Quote the records below in full, exactly as given, with the images taken out.
********
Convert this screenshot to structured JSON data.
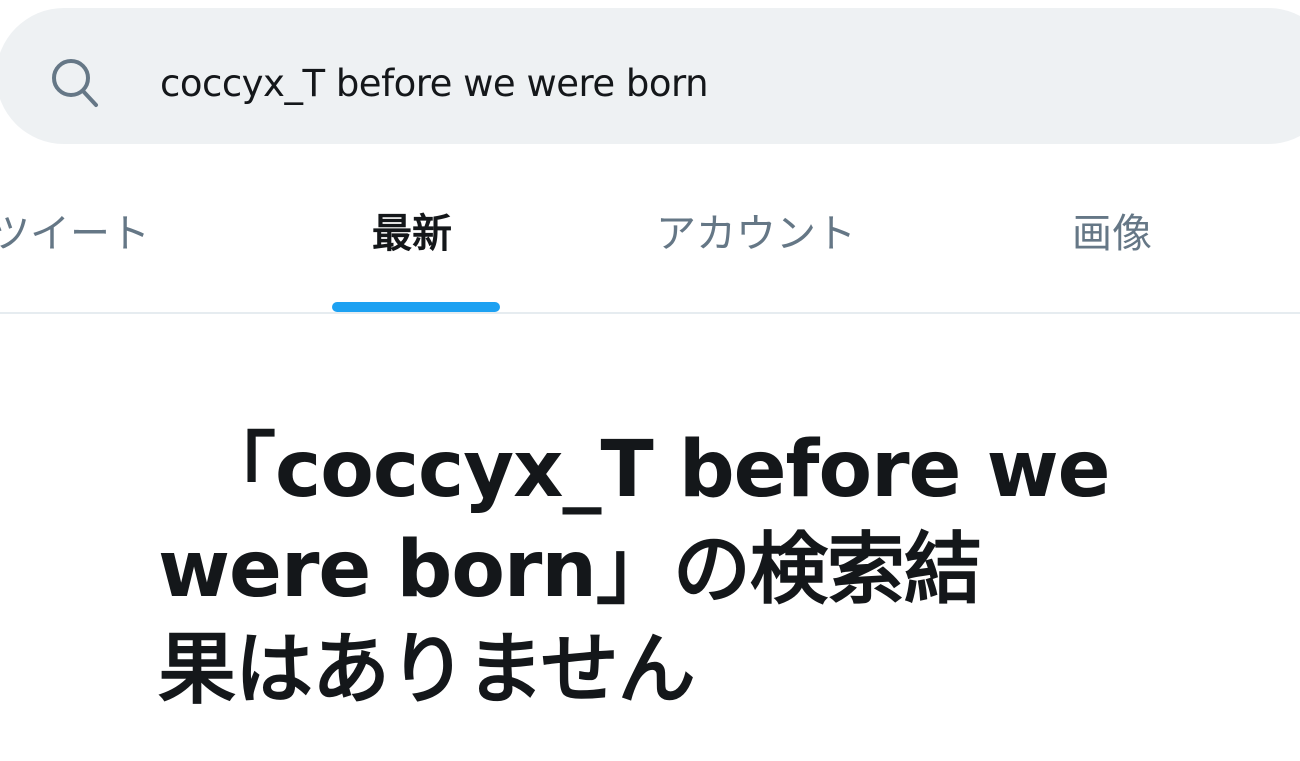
{
  "search": {
    "value": "coccyx_T before we were born",
    "icon": "search-icon"
  },
  "tabs": [
    {
      "label": "ツイート",
      "active": false
    },
    {
      "label": "最新",
      "active": true
    },
    {
      "label": "アカウント",
      "active": false
    },
    {
      "label": "画像",
      "active": false
    }
  ],
  "colors": {
    "accent": "#1da1f2",
    "search_bg": "#eef1f3",
    "text_primary": "#14171a",
    "text_secondary": "#657786"
  },
  "empty_state": {
    "line1": "「coccyx_T before we",
    "line2": "were born」の検索結",
    "line3": "果はありません"
  }
}
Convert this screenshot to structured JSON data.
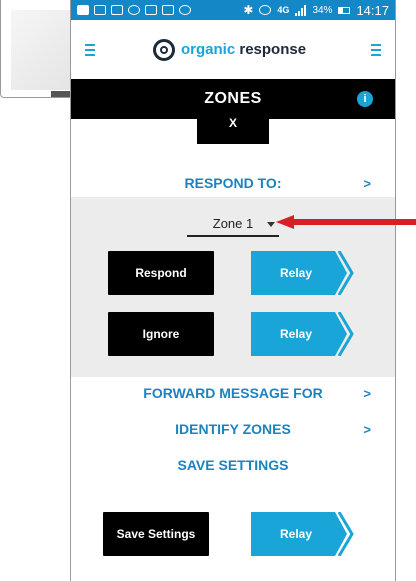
********
▶ **Solution for this task**
Convert this screenshot to structured JSON data.
{
  "search": {
    "value": "coccyx_T before we were born",
    "icon": "search-icon"
  },
  "tabs": [
    {
      "label": "ツイート",
      "active": false
    },
    {
      "label": "最新",
      "active": true
    },
    {
      "label": "アカウント",
      "active": false
    },
    {
      "label": "画像",
      "active": false
    }
  ],
  "colors": {
    "accent": "#1da1f2",
    "search_bg": "#eef1f3",
    "text_primary": "#14171a",
    "text_secondary": "#657786"
  },
  "empty_state": {
    "line1": "「coccyx_T before we",
    "line2": "were born」の検索結",
    "line3": "果はありません"
  }
}
Convert this screenshot to structured JSON data.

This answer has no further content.